Extracted data entries:
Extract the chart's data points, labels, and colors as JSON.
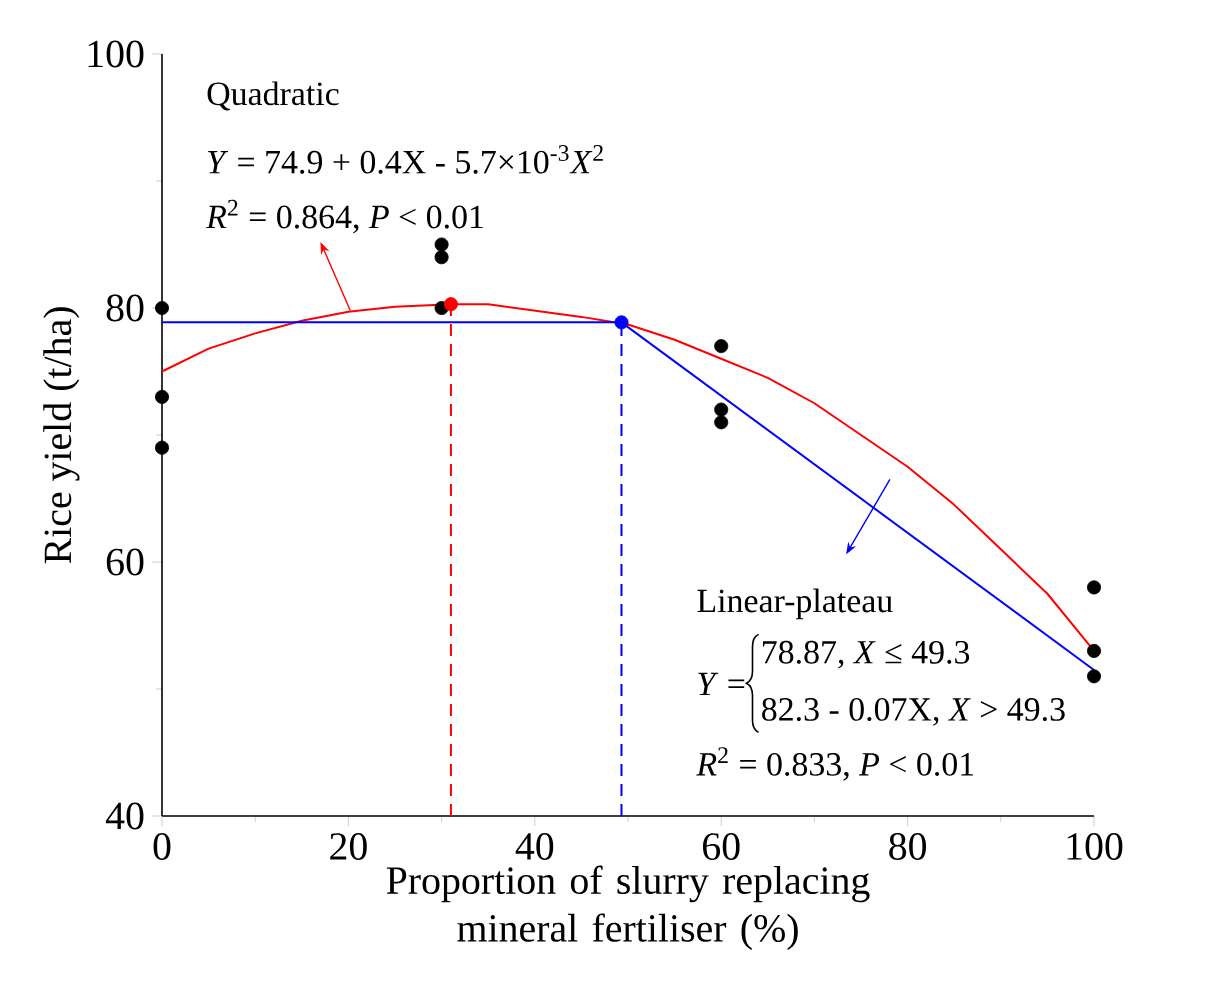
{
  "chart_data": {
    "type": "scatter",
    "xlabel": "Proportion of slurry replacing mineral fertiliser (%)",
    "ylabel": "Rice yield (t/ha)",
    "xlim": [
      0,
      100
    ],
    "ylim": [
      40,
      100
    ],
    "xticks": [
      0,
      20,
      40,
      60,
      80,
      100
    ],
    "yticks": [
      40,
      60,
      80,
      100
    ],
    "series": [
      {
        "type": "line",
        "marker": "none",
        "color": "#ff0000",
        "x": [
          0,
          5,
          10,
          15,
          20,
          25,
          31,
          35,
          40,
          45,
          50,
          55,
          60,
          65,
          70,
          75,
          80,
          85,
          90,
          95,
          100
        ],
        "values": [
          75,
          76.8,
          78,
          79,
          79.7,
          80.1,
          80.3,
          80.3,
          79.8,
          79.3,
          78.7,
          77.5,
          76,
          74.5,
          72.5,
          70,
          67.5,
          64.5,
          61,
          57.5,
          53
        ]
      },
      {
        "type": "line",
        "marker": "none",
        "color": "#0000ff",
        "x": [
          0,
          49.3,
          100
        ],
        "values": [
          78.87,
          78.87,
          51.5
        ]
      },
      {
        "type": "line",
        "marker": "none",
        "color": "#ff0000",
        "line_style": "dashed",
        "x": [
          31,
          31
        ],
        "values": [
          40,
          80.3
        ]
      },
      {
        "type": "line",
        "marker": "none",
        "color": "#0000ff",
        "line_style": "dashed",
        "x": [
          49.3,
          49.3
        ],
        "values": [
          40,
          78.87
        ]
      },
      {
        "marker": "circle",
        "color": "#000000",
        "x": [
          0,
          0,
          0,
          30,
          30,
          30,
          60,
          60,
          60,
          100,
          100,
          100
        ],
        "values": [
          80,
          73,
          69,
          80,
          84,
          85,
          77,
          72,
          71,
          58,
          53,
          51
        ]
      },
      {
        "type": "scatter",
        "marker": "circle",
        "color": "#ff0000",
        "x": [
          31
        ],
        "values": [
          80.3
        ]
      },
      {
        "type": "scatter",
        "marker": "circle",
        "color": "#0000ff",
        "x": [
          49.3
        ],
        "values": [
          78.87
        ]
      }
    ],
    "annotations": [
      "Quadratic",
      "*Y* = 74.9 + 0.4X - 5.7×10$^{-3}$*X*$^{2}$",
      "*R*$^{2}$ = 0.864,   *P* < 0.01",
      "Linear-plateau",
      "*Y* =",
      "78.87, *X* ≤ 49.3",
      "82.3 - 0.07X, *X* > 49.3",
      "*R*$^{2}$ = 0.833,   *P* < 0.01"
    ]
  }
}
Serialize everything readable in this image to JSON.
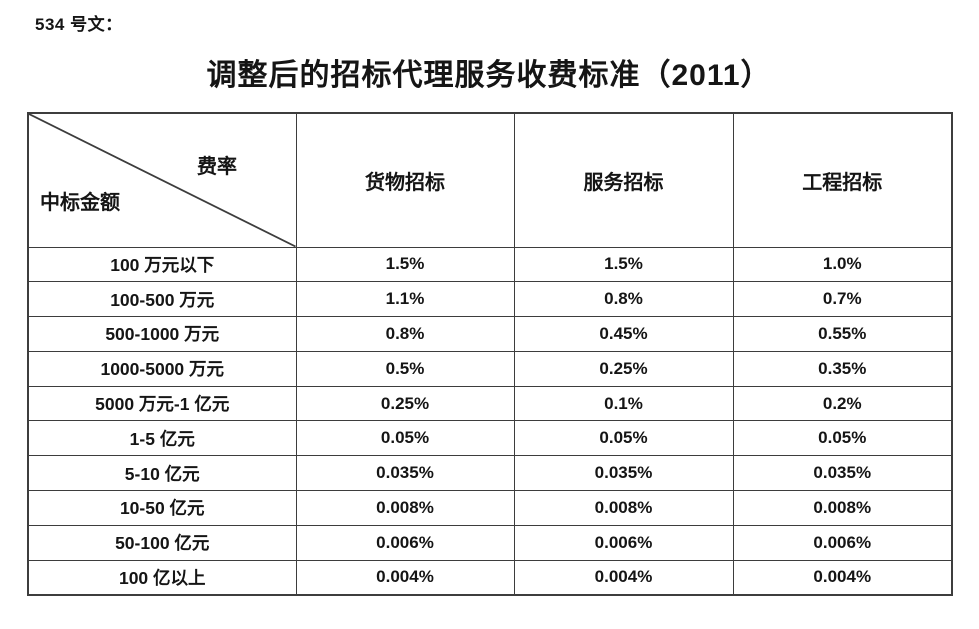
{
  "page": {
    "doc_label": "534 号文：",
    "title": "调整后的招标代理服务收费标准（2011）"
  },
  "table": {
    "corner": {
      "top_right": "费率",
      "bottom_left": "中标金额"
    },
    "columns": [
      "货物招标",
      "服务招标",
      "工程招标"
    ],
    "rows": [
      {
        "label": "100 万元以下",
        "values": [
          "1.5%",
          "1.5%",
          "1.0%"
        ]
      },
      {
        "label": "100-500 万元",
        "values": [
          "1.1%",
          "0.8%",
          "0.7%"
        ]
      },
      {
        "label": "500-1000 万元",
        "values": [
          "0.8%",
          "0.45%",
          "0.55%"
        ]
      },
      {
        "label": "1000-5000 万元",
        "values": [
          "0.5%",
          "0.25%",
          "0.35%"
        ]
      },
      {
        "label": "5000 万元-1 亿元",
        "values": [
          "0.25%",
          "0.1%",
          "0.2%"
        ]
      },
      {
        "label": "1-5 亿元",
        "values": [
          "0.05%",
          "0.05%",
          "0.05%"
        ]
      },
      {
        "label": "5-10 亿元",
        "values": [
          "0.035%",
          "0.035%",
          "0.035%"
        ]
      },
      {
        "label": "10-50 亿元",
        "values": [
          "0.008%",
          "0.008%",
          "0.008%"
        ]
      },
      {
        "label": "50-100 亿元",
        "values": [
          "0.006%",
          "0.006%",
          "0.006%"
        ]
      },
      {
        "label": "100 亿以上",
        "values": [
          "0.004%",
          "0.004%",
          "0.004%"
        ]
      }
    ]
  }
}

Given instruction>
Return every line of the records exactly as given, pictures excluded.

Response to this task>
Extract the chart's data points, labels, and colors as JSON.
{
  "chart_data": {
    "type": "scatter",
    "xlabel": "Proportion of slurry replacing mineral fertiliser (%)",
    "ylabel": "Rice yield (t/ha)",
    "xlim": [
      0,
      100
    ],
    "ylim": [
      40,
      100
    ],
    "xticks": [
      0,
      20,
      40,
      60,
      80,
      100
    ],
    "yticks": [
      40,
      60,
      80,
      100
    ],
    "series": [
      {
        "type": "line",
        "marker": "none",
        "color": "#ff0000",
        "x": [
          0,
          5,
          10,
          15,
          20,
          25,
          31,
          35,
          40,
          45,
          50,
          55,
          60,
          65,
          70,
          75,
          80,
          85,
          90,
          95,
          100
        ],
        "values": [
          75,
          76.8,
          78,
          79,
          79.7,
          80.1,
          80.3,
          80.3,
          79.8,
          79.3,
          78.7,
          77.5,
          76,
          74.5,
          72.5,
          70,
          67.5,
          64.5,
          61,
          57.5,
          53
        ]
      },
      {
        "type": "line",
        "marker": "none",
        "color": "#0000ff",
        "x": [
          0,
          49.3,
          100
        ],
        "values": [
          78.87,
          78.87,
          51.5
        ]
      },
      {
        "type": "line",
        "marker": "none",
        "color": "#ff0000",
        "line_style": "dashed",
        "x": [
          31,
          31
        ],
        "values": [
          40,
          80.3
        ]
      },
      {
        "type": "line",
        "marker": "none",
        "color": "#0000ff",
        "line_style": "dashed",
        "x": [
          49.3,
          49.3
        ],
        "values": [
          40,
          78.87
        ]
      },
      {
        "marker": "circle",
        "color": "#000000",
        "x": [
          0,
          0,
          0,
          30,
          30,
          30,
          60,
          60,
          60,
          100,
          100,
          100
        ],
        "values": [
          80,
          73,
          69,
          80,
          84,
          85,
          77,
          72,
          71,
          58,
          53,
          51
        ]
      },
      {
        "type": "scatter",
        "marker": "circle",
        "color": "#ff0000",
        "x": [
          31
        ],
        "values": [
          80.3
        ]
      },
      {
        "type": "scatter",
        "marker": "circle",
        "color": "#0000ff",
        "x": [
          49.3
        ],
        "values": [
          78.87
        ]
      }
    ],
    "annotations": [
      "Quadratic",
      "*Y* = 74.9 + 0.4X - 5.7×10$^{-3}$*X*$^{2}$",
      "*R*$^{2}$ = 0.864,   *P* < 0.01",
      "Linear-plateau",
      "*Y* =",
      "78.87, *X* ≤ 49.3",
      "82.3 - 0.07X, *X* > 49.3",
      "*R*$^{2}$ = 0.833,   *P* < 0.01"
    ]
  }
}
Serialize everything readable in this image to JSON.
{
  "page": {
    "doc_label": "534 号文：",
    "title": "调整后的招标代理服务收费标准（2011）"
  },
  "table": {
    "corner": {
      "top_right": "费率",
      "bottom_left": "中标金额"
    },
    "columns": [
      "货物招标",
      "服务招标",
      "工程招标"
    ],
    "rows": [
      {
        "label": "100 万元以下",
        "values": [
          "1.5%",
          "1.5%",
          "1.0%"
        ]
      },
      {
        "label": "100-500 万元",
        "values": [
          "1.1%",
          "0.8%",
          "0.7%"
        ]
      },
      {
        "label": "500-1000 万元",
        "values": [
          "0.8%",
          "0.45%",
          "0.55%"
        ]
      },
      {
        "label": "1000-5000 万元",
        "values": [
          "0.5%",
          "0.25%",
          "0.35%"
        ]
      },
      {
        "label": "5000 万元-1 亿元",
        "values": [
          "0.25%",
          "0.1%",
          "0.2%"
        ]
      },
      {
        "label": "1-5 亿元",
        "values": [
          "0.05%",
          "0.05%",
          "0.05%"
        ]
      },
      {
        "label": "5-10 亿元",
        "values": [
          "0.035%",
          "0.035%",
          "0.035%"
        ]
      },
      {
        "label": "10-50 亿元",
        "values": [
          "0.008%",
          "0.008%",
          "0.008%"
        ]
      },
      {
        "label": "50-100 亿元",
        "values": [
          "0.006%",
          "0.006%",
          "0.006%"
        ]
      },
      {
        "label": "100 亿以上",
        "values": [
          "0.004%",
          "0.004%",
          "0.004%"
        ]
      }
    ]
  }
}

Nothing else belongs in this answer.